Required task:
Write out all the data again, exactly as it stands.

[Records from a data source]
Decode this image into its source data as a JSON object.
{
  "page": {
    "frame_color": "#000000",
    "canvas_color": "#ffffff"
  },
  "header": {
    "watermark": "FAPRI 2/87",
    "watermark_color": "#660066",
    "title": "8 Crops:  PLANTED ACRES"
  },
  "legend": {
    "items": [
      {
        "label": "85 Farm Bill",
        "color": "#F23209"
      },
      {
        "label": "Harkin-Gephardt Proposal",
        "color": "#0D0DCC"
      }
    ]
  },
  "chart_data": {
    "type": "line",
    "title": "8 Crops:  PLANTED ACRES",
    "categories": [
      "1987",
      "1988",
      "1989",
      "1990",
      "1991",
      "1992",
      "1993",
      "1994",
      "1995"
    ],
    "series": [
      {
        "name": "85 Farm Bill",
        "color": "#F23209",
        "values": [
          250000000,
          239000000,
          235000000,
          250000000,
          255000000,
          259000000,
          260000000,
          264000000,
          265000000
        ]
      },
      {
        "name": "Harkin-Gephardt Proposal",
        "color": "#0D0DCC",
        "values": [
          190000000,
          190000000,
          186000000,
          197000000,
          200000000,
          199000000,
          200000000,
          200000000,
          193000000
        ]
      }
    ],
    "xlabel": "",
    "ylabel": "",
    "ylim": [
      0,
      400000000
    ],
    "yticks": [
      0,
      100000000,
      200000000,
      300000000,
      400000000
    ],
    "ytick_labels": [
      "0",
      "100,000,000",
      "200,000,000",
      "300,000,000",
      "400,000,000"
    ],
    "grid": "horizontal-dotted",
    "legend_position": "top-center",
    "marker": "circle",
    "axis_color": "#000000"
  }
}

Final answer:
Decode this image into its source data as a JSON object.
{
  "page": {
    "frame_color": "#000000",
    "canvas_color": "#ffffff"
  },
  "header": {
    "watermark": "FAPRI 2/87",
    "watermark_color": "#660066",
    "title": "8 Crops:  PLANTED ACRES"
  },
  "legend": {
    "items": [
      {
        "label": "85 Farm Bill",
        "color": "#F23209"
      },
      {
        "label": "Harkin-Gephardt Proposal",
        "color": "#0D0DCC"
      }
    ]
  },
  "chart_data": {
    "type": "line",
    "title": "8 Crops:  PLANTED ACRES",
    "categories": [
      "1987",
      "1988",
      "1989",
      "1990",
      "1991",
      "1992",
      "1993",
      "1994",
      "1995"
    ],
    "series": [
      {
        "name": "85 Farm Bill",
        "color": "#F23209",
        "values": [
          250000000,
          239000000,
          235000000,
          250000000,
          255000000,
          259000000,
          260000000,
          264000000,
          265000000
        ]
      },
      {
        "name": "Harkin-Gephardt Proposal",
        "color": "#0D0DCC",
        "values": [
          190000000,
          190000000,
          186000000,
          197000000,
          200000000,
          199000000,
          200000000,
          200000000,
          193000000
        ]
      }
    ],
    "xlabel": "",
    "ylabel": "",
    "ylim": [
      0,
      400000000
    ],
    "yticks": [
      0,
      100000000,
      200000000,
      300000000,
      400000000
    ],
    "ytick_labels": [
      "0",
      "100,000,000",
      "200,000,000",
      "300,000,000",
      "400,000,000"
    ],
    "grid": "horizontal-dotted",
    "legend_position": "top-center",
    "marker": "circle",
    "axis_color": "#000000"
  }
}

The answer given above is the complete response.